= TASK STATEMENT =
Write every record out again exactly as given.
•••
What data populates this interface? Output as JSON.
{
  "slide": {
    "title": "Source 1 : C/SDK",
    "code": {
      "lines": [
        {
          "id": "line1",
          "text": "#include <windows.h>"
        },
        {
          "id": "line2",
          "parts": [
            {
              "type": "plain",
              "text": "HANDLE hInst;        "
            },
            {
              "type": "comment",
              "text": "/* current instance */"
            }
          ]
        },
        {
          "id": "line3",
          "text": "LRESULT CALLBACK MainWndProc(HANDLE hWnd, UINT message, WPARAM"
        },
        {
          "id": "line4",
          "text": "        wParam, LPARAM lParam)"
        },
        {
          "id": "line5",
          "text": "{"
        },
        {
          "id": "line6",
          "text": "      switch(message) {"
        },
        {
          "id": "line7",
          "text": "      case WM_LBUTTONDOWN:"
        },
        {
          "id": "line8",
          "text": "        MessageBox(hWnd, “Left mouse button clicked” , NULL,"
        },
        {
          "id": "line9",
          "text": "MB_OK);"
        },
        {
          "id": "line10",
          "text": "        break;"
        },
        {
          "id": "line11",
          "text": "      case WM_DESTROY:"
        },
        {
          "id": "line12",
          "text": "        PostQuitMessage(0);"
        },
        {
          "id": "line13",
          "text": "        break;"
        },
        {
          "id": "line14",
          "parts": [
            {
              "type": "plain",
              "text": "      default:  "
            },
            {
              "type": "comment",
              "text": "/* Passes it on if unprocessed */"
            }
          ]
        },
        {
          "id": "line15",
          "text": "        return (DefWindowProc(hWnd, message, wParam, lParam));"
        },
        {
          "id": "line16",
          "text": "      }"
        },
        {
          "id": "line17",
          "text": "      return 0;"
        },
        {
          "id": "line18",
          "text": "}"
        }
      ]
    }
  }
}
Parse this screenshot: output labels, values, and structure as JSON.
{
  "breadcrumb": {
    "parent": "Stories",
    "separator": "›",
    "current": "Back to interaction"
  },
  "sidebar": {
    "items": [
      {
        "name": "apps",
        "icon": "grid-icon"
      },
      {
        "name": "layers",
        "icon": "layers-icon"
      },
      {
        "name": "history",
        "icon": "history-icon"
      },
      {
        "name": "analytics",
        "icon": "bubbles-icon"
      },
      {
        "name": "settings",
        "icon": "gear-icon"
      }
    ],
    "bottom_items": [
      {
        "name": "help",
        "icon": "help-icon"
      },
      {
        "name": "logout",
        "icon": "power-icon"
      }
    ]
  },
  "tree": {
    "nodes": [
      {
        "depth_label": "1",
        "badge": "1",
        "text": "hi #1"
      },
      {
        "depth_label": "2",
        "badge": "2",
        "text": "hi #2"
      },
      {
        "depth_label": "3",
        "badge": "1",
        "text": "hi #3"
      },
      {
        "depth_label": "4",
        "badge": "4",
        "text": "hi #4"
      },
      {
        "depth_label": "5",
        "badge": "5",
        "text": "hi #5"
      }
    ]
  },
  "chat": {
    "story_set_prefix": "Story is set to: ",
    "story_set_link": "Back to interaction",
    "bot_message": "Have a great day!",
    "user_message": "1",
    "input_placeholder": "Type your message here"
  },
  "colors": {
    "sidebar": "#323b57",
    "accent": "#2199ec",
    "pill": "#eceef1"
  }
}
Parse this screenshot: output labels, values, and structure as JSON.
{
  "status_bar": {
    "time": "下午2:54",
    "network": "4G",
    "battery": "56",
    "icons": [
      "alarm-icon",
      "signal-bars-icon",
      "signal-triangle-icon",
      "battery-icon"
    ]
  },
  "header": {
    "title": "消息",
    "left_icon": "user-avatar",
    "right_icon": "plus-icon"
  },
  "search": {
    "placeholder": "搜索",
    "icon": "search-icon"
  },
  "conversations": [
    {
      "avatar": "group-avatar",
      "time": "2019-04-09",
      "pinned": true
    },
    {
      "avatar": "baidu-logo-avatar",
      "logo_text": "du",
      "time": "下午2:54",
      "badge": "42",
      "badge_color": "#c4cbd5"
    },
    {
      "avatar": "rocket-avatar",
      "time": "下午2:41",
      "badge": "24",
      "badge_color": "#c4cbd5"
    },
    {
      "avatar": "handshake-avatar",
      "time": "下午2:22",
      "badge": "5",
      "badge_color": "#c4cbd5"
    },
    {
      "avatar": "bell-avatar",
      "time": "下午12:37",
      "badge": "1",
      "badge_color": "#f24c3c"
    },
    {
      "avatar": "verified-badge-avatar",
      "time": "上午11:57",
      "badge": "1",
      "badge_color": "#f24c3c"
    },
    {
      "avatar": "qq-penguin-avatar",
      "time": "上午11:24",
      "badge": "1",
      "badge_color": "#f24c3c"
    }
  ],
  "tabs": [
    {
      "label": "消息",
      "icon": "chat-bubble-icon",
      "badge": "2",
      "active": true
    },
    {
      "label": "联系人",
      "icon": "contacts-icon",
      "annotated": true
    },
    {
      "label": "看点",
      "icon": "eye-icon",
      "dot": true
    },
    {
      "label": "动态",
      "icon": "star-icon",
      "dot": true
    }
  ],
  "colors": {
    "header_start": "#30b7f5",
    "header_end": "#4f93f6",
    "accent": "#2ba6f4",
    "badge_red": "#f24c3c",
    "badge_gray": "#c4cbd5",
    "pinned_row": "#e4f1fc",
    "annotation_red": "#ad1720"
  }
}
•••
= EXERCISE OUTPUT =
What data populates this interface? Output as JSON.
{
  "slide": {
    "title": "Source 1 : C/SDK",
    "code": {
      "lines": [
        {
          "id": "line1",
          "text": "#include <windows.h>"
        },
        {
          "id": "line2",
          "parts": [
            {
              "type": "plain",
              "text": "HANDLE hInst;        "
            },
            {
              "type": "comment",
              "text": "/* current instance */"
            }
          ]
        },
        {
          "id": "line3",
          "text": "LRESULT CALLBACK MainWndProc(HANDLE hWnd, UINT message, WPARAM"
        },
        {
          "id": "line4",
          "text": "        wParam, LPARAM lParam)"
        },
        {
          "id": "line5",
          "text": "{"
        },
        {
          "id": "line6",
          "text": "      switch(message) {"
        },
        {
          "id": "line7",
          "text": "      case WM_LBUTTONDOWN:"
        },
        {
          "id": "line8",
          "text": "        MessageBox(hWnd, “Left mouse button clicked” , NULL,"
        },
        {
          "id": "line9",
          "text": "MB_OK);"
        },
        {
          "id": "line10",
          "text": "        break;"
        },
        {
          "id": "line11",
          "text": "      case WM_DESTROY:"
        },
        {
          "id": "line12",
          "text": "        PostQuitMessage(0);"
        },
        {
          "id": "line13",
          "text": "        break;"
        },
        {
          "id": "line14",
          "parts": [
            {
              "type": "plain",
              "text": "      default:  "
            },
            {
              "type": "comment",
              "text": "/* Passes it on if unprocessed */"
            }
          ]
        },
        {
          "id": "line15",
          "text": "        return (DefWindowProc(hWnd, message, wParam, lParam));"
        },
        {
          "id": "line16",
          "text": "      }"
        },
        {
          "id": "line17",
          "text": "      return 0;"
        },
        {
          "id": "line18",
          "text": "}"
        }
      ]
    }
  }
}
Parse this screenshot: output labels, values, and structure as JSON.
{
  "breadcrumb": {
    "parent": "Stories",
    "separator": "›",
    "current": "Back to interaction"
  },
  "sidebar": {
    "items": [
      {
        "name": "apps",
        "icon": "grid-icon"
      },
      {
        "name": "layers",
        "icon": "layers-icon"
      },
      {
        "name": "history",
        "icon": "history-icon"
      },
      {
        "name": "analytics",
        "icon": "bubbles-icon"
      },
      {
        "name": "settings",
        "icon": "gear-icon"
      }
    ],
    "bottom_items": [
      {
        "name": "help",
        "icon": "help-icon"
      },
      {
        "name": "logout",
        "icon": "power-icon"
      }
    ]
  },
  "tree": {
    "nodes": [
      {
        "depth_label": "1",
        "badge": "1",
        "text": "hi #1"
      },
      {
        "depth_label": "2",
        "badge": "2",
        "text": "hi #2"
      },
      {
        "depth_label": "3",
        "badge": "1",
        "text": "hi #3"
      },
      {
        "depth_label": "4",
        "badge": "4",
        "text": "hi #4"
      },
      {
        "depth_label": "5",
        "badge": "5",
        "text": "hi #5"
      }
    ]
  },
  "chat": {
    "story_set_prefix": "Story is set to: ",
    "story_set_link": "Back to interaction",
    "bot_message": "Have a great day!",
    "user_message": "1",
    "input_placeholder": "Type your message here"
  },
  "colors": {
    "sidebar": "#323b57",
    "accent": "#2199ec",
    "pill": "#eceef1"
  }
}
Parse this screenshot: output labels, values, and structure as JSON.
{
  "status_bar": {
    "time": "下午2:54",
    "network": "4G",
    "battery": "56",
    "icons": [
      "alarm-icon",
      "signal-bars-icon",
      "signal-triangle-icon",
      "battery-icon"
    ]
  },
  "header": {
    "title": "消息",
    "left_icon": "user-avatar",
    "right_icon": "plus-icon"
  },
  "search": {
    "placeholder": "搜索",
    "icon": "search-icon"
  },
  "conversations": [
    {
      "avatar": "group-avatar",
      "time": "2019-04-09",
      "pinned": true
    },
    {
      "avatar": "baidu-logo-avatar",
      "logo_text": "du",
      "time": "下午2:54",
      "badge": "42",
      "badge_color": "#c4cbd5"
    },
    {
      "avatar": "rocket-avatar",
      "time": "下午2:41",
      "badge": "24",
      "badge_color": "#c4cbd5"
    },
    {
      "avatar": "handshake-avatar",
      "time": "下午2:22",
      "badge": "5",
      "badge_color": "#c4cbd5"
    },
    {
      "avatar": "bell-avatar",
      "time": "下午12:37",
      "badge": "1",
      "badge_color": "#f24c3c"
    },
    {
      "avatar": "verified-badge-avatar",
      "time": "上午11:57",
      "badge": "1",
      "badge_color": "#f24c3c"
    },
    {
      "avatar": "qq-penguin-avatar",
      "time": "上午11:24",
      "badge": "1",
      "badge_color": "#f24c3c"
    }
  ],
  "tabs": [
    {
      "label": "消息",
      "icon": "chat-bubble-icon",
      "badge": "2",
      "active": true
    },
    {
      "label": "联系人",
      "icon": "contacts-icon",
      "annotated": true
    },
    {
      "label": "看点",
      "icon": "eye-icon",
      "dot": true
    },
    {
      "label": "动态",
      "icon": "star-icon",
      "dot": true
    }
  ],
  "colors": {
    "header_start": "#30b7f5",
    "header_end": "#4f93f6",
    "accent": "#2ba6f4",
    "badge_red": "#f24c3c",
    "badge_gray": "#c4cbd5",
    "pinned_row": "#e4f1fc",
    "annotation_red": "#ad1720"
  }
}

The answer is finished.